== Set task ==
For the data below, report the number of lines that contain the string "White" and nothing else.

——

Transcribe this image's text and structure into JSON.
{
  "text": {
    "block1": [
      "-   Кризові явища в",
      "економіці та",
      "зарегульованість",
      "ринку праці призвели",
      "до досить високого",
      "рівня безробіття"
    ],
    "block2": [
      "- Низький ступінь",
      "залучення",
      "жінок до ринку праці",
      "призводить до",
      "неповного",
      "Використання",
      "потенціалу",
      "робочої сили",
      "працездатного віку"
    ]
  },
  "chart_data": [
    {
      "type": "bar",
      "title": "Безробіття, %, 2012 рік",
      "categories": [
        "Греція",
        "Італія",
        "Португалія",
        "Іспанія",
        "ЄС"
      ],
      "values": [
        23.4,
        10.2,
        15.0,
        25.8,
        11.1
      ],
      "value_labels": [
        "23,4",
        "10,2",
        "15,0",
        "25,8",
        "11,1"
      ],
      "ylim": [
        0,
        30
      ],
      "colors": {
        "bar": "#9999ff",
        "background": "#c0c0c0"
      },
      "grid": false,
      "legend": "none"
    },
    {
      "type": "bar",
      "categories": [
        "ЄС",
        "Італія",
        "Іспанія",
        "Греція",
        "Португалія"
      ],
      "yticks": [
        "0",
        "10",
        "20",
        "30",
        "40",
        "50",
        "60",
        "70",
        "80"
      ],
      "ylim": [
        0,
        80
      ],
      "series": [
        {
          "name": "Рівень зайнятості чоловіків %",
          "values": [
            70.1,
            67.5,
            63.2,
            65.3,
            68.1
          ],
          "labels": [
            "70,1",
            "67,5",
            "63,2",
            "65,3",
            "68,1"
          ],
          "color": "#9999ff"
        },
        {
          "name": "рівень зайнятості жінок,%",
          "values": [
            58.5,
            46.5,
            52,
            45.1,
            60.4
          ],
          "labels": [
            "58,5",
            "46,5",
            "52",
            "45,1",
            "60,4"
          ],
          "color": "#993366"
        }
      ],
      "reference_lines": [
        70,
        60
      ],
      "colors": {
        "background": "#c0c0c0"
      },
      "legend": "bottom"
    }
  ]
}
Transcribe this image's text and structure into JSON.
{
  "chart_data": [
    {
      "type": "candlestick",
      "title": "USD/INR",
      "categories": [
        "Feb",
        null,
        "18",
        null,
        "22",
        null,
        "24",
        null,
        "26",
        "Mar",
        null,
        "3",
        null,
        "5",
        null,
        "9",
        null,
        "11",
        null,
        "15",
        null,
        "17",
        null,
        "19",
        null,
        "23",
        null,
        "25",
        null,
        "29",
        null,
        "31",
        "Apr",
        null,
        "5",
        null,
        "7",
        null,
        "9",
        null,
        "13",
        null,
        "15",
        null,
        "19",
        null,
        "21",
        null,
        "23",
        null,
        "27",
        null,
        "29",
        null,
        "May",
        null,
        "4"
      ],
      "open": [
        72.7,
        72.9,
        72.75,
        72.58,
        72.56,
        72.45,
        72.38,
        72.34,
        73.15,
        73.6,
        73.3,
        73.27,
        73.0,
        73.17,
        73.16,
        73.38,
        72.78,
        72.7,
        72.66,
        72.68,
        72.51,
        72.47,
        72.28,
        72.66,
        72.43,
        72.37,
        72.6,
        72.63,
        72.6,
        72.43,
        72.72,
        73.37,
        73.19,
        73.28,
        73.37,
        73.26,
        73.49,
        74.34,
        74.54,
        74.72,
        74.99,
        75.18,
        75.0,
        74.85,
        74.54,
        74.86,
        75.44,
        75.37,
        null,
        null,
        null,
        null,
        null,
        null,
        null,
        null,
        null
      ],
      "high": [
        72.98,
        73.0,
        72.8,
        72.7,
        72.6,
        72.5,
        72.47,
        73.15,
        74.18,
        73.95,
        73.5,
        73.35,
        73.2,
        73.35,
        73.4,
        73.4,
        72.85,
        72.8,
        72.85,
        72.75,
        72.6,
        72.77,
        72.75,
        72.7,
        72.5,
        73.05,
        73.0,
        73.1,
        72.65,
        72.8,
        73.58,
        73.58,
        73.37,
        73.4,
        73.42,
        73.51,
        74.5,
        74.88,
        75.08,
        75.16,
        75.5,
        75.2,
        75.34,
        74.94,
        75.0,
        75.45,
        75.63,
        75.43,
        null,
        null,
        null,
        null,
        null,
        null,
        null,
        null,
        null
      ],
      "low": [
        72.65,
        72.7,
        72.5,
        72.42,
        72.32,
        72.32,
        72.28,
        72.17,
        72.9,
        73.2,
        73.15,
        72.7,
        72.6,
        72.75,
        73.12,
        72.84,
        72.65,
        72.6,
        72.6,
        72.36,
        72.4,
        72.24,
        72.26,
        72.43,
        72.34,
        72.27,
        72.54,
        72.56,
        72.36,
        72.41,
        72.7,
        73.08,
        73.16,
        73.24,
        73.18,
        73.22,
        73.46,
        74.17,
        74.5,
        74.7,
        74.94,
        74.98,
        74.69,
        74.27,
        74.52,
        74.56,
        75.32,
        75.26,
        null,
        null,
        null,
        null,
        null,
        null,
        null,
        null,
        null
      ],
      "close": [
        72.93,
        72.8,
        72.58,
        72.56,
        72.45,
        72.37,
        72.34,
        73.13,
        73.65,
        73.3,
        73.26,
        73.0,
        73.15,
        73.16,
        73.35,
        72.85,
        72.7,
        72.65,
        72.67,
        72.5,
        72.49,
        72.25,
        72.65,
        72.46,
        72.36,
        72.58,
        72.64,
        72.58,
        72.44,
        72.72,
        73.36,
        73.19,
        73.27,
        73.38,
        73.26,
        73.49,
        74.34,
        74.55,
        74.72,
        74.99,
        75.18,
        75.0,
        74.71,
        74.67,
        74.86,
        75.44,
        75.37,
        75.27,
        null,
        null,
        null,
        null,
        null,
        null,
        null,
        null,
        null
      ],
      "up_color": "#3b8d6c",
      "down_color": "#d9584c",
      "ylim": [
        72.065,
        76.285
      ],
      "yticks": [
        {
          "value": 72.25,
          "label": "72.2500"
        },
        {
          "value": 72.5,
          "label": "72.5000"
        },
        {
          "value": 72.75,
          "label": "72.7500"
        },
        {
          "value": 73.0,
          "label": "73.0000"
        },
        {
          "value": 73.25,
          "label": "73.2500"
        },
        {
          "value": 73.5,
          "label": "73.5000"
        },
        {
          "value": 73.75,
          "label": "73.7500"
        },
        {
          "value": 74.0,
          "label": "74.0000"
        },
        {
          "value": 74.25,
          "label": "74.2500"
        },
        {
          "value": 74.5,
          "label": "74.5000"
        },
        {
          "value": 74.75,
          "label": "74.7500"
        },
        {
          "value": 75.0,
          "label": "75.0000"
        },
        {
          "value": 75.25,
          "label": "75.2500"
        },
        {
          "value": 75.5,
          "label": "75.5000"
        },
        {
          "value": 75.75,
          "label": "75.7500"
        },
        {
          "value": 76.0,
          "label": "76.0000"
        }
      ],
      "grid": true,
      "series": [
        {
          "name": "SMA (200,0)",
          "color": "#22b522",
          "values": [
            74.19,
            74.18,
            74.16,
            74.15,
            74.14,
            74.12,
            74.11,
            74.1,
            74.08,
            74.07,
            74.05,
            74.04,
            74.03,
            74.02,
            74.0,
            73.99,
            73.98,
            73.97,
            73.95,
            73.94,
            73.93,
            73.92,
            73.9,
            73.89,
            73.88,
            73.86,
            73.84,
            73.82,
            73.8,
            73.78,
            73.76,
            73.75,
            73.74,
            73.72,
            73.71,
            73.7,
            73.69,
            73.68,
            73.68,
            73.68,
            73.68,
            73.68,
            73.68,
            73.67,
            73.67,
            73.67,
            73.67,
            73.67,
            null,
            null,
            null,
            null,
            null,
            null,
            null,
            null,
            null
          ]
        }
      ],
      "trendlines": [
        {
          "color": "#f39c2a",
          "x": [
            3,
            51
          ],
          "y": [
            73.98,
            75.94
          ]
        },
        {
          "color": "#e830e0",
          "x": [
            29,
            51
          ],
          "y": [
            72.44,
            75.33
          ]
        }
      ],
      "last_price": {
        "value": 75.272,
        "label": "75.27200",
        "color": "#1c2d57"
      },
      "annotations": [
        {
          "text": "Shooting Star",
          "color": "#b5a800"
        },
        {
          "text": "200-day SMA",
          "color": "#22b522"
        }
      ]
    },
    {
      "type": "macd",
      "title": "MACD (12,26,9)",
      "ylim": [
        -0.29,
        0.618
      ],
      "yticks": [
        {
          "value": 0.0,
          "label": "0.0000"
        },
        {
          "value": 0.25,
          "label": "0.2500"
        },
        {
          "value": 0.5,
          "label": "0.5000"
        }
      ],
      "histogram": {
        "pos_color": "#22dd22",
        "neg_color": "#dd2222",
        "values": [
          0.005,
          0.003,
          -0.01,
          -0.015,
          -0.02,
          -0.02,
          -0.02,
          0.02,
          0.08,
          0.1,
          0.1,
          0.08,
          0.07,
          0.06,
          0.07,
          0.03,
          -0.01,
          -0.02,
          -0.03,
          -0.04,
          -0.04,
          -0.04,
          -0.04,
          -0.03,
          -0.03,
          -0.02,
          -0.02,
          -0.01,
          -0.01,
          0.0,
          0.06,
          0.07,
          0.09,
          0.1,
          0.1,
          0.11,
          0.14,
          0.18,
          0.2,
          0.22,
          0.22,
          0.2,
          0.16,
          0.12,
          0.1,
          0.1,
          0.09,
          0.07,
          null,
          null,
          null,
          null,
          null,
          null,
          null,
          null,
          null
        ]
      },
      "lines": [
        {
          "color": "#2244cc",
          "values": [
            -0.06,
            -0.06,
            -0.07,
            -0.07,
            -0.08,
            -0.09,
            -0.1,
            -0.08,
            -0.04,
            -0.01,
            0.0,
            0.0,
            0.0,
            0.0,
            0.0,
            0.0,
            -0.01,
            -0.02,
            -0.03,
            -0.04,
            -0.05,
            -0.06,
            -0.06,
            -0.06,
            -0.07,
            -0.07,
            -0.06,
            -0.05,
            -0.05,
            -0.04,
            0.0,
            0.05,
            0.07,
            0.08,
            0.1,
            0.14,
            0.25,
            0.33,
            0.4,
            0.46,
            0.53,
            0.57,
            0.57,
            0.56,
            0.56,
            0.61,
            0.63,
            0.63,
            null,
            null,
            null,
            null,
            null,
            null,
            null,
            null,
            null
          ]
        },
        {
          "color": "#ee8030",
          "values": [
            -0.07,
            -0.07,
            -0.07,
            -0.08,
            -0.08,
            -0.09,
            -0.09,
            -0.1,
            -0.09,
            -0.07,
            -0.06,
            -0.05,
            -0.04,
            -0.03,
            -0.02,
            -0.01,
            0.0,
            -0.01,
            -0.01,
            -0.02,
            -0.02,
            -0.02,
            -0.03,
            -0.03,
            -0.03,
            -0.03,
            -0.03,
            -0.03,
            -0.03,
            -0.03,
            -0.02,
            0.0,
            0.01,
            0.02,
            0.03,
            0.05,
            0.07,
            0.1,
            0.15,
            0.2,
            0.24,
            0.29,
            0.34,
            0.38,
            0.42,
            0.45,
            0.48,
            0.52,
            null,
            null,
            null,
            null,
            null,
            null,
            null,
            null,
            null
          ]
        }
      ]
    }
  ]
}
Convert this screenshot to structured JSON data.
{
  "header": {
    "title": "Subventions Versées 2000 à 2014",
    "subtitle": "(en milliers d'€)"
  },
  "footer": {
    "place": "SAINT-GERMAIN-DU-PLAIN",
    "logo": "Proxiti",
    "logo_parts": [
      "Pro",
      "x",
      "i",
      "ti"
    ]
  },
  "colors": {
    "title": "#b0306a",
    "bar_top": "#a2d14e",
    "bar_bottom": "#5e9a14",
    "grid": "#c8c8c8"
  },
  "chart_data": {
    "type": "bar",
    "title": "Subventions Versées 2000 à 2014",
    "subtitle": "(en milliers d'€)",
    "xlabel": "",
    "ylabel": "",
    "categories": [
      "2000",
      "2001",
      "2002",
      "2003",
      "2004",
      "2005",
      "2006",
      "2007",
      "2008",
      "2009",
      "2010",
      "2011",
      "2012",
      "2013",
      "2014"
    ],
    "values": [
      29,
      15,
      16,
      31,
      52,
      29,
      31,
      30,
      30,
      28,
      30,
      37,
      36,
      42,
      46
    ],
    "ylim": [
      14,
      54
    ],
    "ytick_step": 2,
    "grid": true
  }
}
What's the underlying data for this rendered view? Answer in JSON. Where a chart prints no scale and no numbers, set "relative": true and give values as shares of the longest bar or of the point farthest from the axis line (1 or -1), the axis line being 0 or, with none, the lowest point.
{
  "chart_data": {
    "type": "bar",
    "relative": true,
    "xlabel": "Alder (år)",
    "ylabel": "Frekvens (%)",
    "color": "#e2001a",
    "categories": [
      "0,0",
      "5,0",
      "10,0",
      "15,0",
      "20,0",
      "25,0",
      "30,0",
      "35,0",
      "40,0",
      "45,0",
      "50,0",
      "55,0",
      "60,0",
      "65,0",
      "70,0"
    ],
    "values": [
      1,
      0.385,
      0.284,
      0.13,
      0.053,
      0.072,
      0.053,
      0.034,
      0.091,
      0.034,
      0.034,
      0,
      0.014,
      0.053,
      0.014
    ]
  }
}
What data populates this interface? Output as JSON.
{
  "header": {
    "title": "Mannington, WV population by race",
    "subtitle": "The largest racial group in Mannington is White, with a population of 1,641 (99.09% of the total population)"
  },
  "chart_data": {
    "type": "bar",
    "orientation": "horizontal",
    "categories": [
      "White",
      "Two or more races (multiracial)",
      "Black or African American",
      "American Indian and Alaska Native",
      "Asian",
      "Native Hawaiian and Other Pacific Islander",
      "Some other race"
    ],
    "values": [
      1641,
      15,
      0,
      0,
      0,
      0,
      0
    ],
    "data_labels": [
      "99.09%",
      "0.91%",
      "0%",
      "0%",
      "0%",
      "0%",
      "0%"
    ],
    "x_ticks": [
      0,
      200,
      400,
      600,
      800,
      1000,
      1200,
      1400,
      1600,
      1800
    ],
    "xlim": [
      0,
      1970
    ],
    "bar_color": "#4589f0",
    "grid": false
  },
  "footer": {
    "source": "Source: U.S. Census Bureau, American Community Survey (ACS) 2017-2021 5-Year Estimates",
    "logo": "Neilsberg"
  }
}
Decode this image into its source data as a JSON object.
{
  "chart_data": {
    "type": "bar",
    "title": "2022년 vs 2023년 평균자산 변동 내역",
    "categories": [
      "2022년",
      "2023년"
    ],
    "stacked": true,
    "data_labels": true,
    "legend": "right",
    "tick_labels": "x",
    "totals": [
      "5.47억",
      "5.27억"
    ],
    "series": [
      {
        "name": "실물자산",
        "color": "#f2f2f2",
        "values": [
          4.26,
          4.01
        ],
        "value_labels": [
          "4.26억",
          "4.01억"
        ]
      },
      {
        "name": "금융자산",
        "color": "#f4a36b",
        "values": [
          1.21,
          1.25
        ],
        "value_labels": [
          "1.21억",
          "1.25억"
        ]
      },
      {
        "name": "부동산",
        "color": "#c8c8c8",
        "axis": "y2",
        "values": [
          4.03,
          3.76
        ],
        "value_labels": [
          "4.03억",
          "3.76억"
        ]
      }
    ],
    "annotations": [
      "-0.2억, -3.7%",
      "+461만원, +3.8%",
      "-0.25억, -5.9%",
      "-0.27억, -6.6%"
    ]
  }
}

——

== Solution for this problem ==
2